READING PASSAGE -
*****

The Cedar Bridge Tavern County Historic Site is a historic tavern located in the New Jersey Pine Barrens in Barnegat Township. It is the second tavern on the site and was built circa 1816 and is believed to have one of the oldest standing bars in New Jersey. It is located at the site of the last purported skirmish of the American Revolutionary War called the Affair at Cedar Bridge Creek on December 27, 1782. It is on the National Register of Historic Places. Besides the tavern there are 3.5 miles of trails and events throughout the year available through the Ocean County Parks & Recreation Department.

==History==
===The Affair at Cedar Bridge ===
While the Siege of Yorktown and surrender by Cornwallis is considered the last major conflict on American soil during the American Revolution, dozens of small engagements and skirmishes took place up to the signing of the Treaty of Paris. The last conflict took place on the Jersey Shore in 1782.

On December 27, 1782, forces for the new republic led by Captains Richard Shreve and Edward Thomas were informed that notorious Loyalist John Bacon was in the vicinity of the tavern. They engaged Bacon and his Loyalist bandits (known now as "Refugees") at Cedar Bridge. A brief exchange of gunfire took place, and Bacon and his men were able to escape. One Patriot was killed, and four were wounded. Four Loyalists were wounded, including Bacon.

*****

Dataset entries
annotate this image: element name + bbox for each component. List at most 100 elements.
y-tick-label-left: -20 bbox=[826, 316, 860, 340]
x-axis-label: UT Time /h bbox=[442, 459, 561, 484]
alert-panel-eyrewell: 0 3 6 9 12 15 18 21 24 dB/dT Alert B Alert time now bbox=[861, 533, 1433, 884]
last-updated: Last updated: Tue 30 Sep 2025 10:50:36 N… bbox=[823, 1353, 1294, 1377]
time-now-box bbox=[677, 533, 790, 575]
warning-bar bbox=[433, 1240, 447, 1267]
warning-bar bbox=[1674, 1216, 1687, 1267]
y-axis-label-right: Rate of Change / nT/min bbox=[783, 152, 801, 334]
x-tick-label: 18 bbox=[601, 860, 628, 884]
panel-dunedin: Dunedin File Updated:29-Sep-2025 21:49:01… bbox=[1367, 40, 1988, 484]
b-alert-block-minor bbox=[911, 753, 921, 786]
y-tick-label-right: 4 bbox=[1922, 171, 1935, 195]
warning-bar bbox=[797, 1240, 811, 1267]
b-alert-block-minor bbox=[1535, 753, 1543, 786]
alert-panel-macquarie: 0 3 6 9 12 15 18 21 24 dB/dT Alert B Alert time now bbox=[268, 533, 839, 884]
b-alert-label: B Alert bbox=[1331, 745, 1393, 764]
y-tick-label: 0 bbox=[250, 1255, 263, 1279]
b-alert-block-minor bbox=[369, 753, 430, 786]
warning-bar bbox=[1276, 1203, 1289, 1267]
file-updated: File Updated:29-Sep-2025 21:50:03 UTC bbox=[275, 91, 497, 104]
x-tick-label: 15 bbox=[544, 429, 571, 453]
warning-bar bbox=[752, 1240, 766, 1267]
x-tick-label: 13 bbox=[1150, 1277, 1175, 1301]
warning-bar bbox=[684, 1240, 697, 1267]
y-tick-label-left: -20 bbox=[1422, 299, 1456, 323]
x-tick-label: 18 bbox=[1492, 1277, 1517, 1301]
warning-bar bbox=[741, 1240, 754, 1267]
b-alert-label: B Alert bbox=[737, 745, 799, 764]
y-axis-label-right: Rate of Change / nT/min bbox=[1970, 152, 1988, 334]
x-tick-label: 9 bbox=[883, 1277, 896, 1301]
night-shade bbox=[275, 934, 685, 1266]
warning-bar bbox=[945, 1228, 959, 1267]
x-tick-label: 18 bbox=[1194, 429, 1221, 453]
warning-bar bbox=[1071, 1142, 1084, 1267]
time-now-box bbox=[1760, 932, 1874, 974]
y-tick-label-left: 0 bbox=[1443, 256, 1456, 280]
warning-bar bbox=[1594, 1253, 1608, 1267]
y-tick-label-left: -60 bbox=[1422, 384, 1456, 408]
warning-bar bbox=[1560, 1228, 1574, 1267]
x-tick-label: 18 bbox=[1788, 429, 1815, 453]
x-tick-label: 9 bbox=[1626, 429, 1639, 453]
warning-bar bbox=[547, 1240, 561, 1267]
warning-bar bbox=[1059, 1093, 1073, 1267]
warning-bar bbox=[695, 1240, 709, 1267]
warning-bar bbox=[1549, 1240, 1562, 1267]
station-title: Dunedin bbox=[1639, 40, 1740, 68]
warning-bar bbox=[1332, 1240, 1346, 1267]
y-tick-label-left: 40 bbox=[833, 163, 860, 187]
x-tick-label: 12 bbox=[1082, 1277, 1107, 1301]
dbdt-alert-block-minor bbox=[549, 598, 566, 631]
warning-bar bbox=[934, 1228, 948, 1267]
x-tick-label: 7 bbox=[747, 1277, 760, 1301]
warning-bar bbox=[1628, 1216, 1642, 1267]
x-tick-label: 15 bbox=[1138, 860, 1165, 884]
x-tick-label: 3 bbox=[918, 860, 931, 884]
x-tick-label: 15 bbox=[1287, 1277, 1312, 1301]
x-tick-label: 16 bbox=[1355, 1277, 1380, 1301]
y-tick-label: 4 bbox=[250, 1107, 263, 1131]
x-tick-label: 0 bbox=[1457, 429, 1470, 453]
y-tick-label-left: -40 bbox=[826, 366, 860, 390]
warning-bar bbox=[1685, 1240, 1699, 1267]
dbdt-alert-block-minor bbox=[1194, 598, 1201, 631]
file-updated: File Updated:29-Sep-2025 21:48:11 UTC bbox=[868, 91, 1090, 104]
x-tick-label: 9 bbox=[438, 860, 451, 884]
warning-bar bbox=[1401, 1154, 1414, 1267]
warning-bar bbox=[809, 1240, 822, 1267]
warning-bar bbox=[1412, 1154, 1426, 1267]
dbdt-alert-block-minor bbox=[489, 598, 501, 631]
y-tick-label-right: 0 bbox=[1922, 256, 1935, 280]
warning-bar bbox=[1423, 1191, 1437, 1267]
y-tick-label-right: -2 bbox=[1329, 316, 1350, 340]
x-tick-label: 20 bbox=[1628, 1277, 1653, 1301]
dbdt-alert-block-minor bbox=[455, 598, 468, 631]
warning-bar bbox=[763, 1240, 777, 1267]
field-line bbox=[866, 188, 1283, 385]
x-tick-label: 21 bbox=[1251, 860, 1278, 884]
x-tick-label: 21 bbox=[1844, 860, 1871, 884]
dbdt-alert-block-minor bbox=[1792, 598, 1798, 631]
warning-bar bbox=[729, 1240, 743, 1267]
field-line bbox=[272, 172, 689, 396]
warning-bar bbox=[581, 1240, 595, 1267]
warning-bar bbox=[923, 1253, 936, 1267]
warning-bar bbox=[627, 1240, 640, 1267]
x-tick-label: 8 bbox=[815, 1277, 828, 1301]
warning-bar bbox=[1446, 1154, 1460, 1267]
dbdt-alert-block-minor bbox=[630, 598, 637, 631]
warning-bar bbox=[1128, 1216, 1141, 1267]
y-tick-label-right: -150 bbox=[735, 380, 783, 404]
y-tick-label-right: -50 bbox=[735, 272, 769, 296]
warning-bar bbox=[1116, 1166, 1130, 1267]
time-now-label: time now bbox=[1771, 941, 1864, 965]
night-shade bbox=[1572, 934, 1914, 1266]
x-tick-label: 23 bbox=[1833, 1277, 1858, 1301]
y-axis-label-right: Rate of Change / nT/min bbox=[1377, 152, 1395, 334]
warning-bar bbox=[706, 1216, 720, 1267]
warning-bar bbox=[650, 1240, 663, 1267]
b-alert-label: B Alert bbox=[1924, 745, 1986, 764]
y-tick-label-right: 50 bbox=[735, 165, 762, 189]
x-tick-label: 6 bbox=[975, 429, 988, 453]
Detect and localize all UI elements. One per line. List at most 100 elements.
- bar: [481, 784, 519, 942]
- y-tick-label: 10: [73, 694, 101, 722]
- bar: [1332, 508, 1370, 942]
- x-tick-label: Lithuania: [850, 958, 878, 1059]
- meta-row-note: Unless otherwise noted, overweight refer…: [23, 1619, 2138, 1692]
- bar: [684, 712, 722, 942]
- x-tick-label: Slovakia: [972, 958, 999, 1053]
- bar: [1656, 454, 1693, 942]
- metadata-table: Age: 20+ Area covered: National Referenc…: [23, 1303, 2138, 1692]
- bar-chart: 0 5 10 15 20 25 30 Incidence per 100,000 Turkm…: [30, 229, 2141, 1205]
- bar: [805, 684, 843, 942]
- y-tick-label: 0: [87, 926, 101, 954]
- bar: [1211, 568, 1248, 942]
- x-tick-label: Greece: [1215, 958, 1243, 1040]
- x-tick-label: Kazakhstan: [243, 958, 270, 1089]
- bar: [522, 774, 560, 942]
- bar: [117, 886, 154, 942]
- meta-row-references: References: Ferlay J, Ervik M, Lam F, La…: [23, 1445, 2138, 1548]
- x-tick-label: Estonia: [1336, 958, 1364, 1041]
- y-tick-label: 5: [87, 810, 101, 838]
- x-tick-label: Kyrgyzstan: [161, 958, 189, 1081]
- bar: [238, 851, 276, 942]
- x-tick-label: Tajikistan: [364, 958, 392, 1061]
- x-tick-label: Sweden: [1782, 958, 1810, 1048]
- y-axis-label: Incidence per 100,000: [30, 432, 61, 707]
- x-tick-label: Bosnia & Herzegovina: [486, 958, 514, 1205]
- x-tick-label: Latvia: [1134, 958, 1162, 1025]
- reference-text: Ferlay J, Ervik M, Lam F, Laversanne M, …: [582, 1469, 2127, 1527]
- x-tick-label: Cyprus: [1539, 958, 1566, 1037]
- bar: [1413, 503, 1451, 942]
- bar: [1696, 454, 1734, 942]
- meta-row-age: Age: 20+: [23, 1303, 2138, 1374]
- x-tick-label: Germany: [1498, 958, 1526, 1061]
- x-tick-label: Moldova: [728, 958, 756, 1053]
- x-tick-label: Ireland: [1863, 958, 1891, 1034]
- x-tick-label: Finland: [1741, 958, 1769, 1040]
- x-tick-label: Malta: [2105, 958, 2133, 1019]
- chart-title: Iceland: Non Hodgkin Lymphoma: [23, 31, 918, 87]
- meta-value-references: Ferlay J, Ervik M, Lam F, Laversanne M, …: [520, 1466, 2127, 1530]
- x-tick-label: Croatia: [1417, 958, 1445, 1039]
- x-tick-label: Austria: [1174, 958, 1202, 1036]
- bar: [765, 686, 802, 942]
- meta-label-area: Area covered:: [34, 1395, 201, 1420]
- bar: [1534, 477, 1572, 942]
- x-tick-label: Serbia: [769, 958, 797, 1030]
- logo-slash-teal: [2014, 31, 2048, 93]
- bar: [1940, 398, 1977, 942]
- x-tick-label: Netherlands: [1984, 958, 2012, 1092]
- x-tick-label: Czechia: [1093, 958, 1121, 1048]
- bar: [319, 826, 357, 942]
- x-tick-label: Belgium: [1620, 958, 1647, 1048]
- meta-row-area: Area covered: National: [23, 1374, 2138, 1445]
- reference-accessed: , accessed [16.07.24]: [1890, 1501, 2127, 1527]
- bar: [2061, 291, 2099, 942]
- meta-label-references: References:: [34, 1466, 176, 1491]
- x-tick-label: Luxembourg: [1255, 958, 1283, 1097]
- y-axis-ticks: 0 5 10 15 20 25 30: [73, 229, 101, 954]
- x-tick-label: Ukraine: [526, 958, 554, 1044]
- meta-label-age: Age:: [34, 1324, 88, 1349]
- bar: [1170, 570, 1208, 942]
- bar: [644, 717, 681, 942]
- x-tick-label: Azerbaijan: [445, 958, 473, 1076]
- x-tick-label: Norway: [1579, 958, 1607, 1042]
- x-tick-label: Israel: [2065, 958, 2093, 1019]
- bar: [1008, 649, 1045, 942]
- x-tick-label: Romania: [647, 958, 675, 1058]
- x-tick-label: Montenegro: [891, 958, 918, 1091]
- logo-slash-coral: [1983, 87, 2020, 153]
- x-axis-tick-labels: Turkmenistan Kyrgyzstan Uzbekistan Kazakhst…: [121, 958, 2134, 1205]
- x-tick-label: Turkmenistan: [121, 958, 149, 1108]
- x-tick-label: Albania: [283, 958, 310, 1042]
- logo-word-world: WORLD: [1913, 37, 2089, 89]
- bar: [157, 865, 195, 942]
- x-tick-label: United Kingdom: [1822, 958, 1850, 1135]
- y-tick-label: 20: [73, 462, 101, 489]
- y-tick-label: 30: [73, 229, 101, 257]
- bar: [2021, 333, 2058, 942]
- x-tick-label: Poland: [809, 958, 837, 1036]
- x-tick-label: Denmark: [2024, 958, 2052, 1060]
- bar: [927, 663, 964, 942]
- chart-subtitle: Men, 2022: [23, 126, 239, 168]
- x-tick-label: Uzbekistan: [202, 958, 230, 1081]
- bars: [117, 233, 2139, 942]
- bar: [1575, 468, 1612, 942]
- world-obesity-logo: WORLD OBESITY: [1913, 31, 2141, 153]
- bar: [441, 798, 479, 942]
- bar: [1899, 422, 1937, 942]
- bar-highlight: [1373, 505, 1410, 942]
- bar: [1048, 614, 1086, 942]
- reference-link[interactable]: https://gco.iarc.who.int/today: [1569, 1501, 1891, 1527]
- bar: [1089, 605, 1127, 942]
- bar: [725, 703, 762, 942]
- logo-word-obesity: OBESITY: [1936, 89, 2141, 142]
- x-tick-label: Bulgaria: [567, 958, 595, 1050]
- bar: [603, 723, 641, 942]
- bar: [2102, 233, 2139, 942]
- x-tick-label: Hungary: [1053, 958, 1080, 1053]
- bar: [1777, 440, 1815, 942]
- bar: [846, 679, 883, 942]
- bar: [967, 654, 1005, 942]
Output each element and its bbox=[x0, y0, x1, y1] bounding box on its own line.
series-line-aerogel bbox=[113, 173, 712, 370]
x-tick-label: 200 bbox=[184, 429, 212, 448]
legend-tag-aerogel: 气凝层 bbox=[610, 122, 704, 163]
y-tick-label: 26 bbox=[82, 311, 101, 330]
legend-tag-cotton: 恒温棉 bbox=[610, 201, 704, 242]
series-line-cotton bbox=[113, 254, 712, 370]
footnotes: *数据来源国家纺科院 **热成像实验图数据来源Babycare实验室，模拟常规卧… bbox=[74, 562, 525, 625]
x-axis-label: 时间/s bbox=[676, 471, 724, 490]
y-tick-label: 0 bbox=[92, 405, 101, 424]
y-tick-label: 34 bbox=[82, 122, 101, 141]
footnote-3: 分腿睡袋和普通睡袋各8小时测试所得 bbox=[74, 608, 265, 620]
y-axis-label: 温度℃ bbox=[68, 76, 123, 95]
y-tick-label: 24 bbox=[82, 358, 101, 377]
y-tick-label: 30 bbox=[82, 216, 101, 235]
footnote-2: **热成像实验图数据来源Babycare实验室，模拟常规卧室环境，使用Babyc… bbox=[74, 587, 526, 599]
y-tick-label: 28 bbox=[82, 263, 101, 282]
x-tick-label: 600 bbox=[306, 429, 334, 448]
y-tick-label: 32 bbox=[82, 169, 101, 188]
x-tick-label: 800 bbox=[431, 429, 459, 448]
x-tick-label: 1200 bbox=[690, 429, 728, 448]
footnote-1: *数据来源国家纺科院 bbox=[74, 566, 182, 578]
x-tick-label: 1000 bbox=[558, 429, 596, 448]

*****

EXERCISE -
Answer the following questions from the Cedar Bridge Tavern passage above, using (a), (b), and (c) to mark your answers.
(a) Around what year was the tavern built?
(b) Which two captains led the forces for the new republic on December 27, 1782?
(c) How many Patriots were killed in the exchange of gunfire?

ANSWER FOR THIS EXERCISE -
(a) Circa 1816.
(b) Captains Richard Shreve and Edward Thomas.
(c) One.